[Figure contents as structured data]
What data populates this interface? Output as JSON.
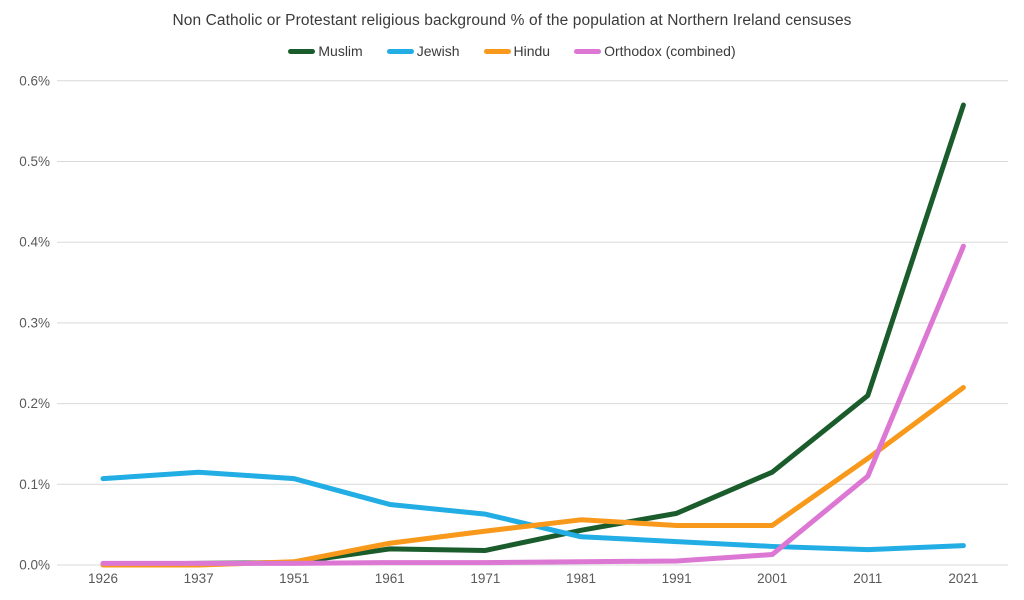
{
  "title": "Non Catholic or Protestant religious background % of the population at Northern Ireland censuses",
  "colors": {
    "background": "#ffffff",
    "title_text": "#3a3a3a",
    "axis_text": "#595959",
    "gridline": "#d9d9d9"
  },
  "chart_data": {
    "type": "line",
    "title": "Non Catholic or Protestant religious background % of the population at Northern Ireland censuses",
    "xlabel": "",
    "ylabel": "",
    "unit": "%",
    "grid": true,
    "legend_position": "top-center",
    "categories": [
      "1926",
      "1937",
      "1951",
      "1961",
      "1971",
      "1981",
      "1991",
      "2001",
      "2011",
      "2021"
    ],
    "ylim": [
      0.0,
      0.6
    ],
    "ytick_step": 0.1,
    "ytick_labels": [
      "0.0%",
      "0.1%",
      "0.2%",
      "0.3%",
      "0.4%",
      "0.5%",
      "0.6%"
    ],
    "series": [
      {
        "name": "Muslim",
        "color": "#1a5c2b",
        "values": [
          0.001,
          0.002,
          0.003,
          0.02,
          0.018,
          0.043,
          0.064,
          0.115,
          0.21,
          0.57
        ]
      },
      {
        "name": "Jewish",
        "color": "#22ade4",
        "values": [
          0.107,
          0.115,
          0.107,
          0.075,
          0.063,
          0.035,
          0.029,
          0.023,
          0.019,
          0.024
        ]
      },
      {
        "name": "Hindu",
        "color": "#f8991c",
        "values": [
          0.0,
          0.0,
          0.004,
          0.027,
          0.042,
          0.056,
          0.049,
          0.049,
          0.132,
          0.22
        ]
      },
      {
        "name": "Orthodox (combined)",
        "color": "#dc77d3",
        "values": [
          0.002,
          0.002,
          0.002,
          0.003,
          0.003,
          0.004,
          0.005,
          0.013,
          0.11,
          0.395
        ]
      }
    ]
  }
}
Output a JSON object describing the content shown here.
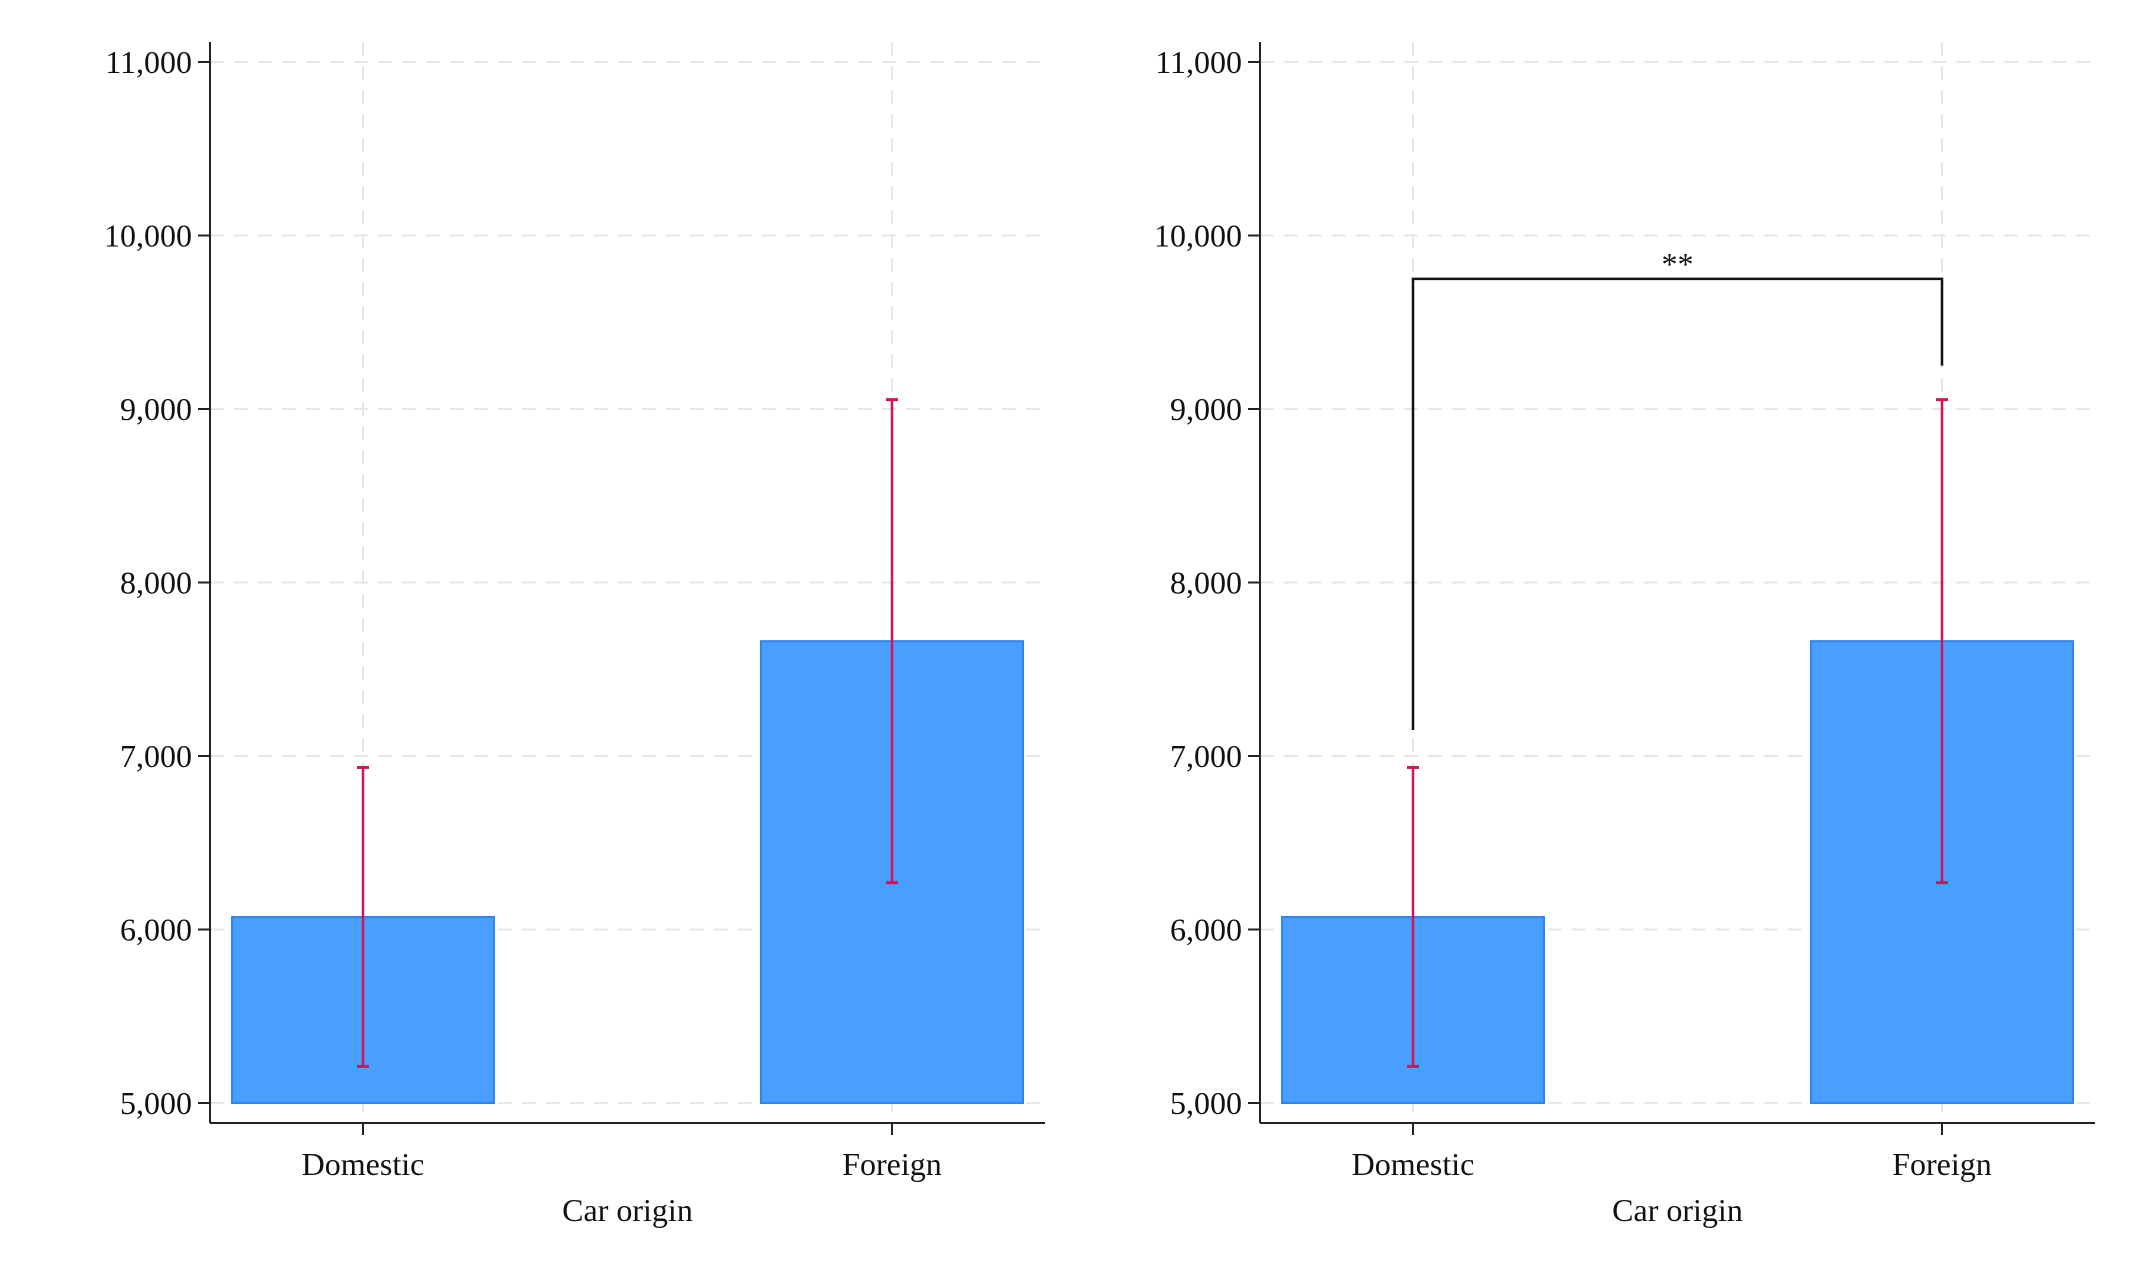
{
  "colors": {
    "bar_fill": "#4a9eff",
    "bar_stroke": "#2f86f0",
    "error_bar": "#d4145a",
    "grid": "#e6e6e6",
    "axis": "#222222",
    "bracket": "#111111"
  },
  "chart_data": [
    {
      "type": "bar",
      "categories": [
        "Domestic",
        "Foreign"
      ],
      "values": [
        6072,
        7662
      ],
      "error_low": [
        5211,
        6270
      ],
      "error_high": [
        6934,
        9054
      ],
      "xlabel": "Car origin",
      "ylabel": "",
      "ylim": [
        5000,
        11000
      ],
      "yticks": [
        5000,
        6000,
        7000,
        8000,
        9000,
        10000,
        11000
      ],
      "ytick_labels": [
        "5,000",
        "6,000",
        "7,000",
        "8,000",
        "9,000",
        "10,000",
        "11,000"
      ],
      "grid": true,
      "significance": null
    },
    {
      "type": "bar",
      "categories": [
        "Domestic",
        "Foreign"
      ],
      "values": [
        6072,
        7662
      ],
      "error_low": [
        5211,
        6270
      ],
      "error_high": [
        6934,
        9054
      ],
      "xlabel": "Car origin",
      "ylabel": "",
      "ylim": [
        5000,
        11000
      ],
      "yticks": [
        5000,
        6000,
        7000,
        8000,
        9000,
        10000,
        11000
      ],
      "ytick_labels": [
        "5,000",
        "6,000",
        "7,000",
        "8,000",
        "9,000",
        "10,000",
        "11,000"
      ],
      "grid": true,
      "significance": {
        "label": "**",
        "bracket_y": 9750,
        "left_end": 7150,
        "right_end": 9250
      }
    }
  ]
}
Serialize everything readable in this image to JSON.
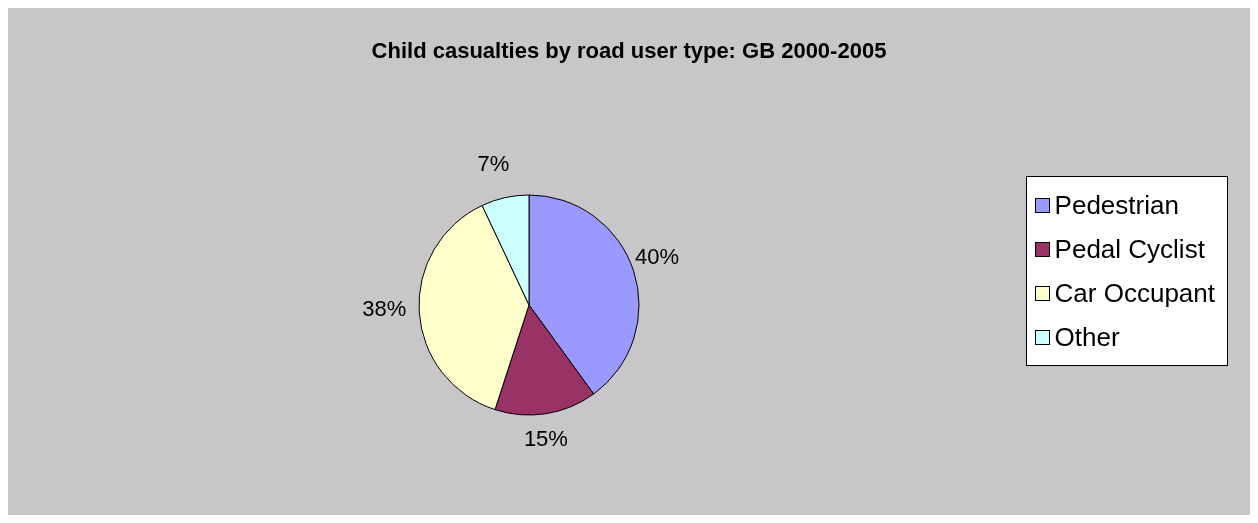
{
  "chart_data": {
    "type": "pie",
    "title": "Child casualties by road user type: GB 2000-2005",
    "categories": [
      "Pedestrian",
      "Pedal Cyclist",
      "Car Occupant",
      "Other"
    ],
    "values": [
      40,
      15,
      38,
      7
    ],
    "value_labels": [
      "40%",
      "15%",
      "38%",
      "7%"
    ],
    "colors": [
      "#9999ff",
      "#993366",
      "#ffffcc",
      "#ccffff"
    ],
    "legend": "right"
  }
}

§ **Stated exercise**
Gather each line of the records holding the string "this".

§ **Reply**
What data populates this interface? Output as JSON.
Serialize everything readable in this image to JSON.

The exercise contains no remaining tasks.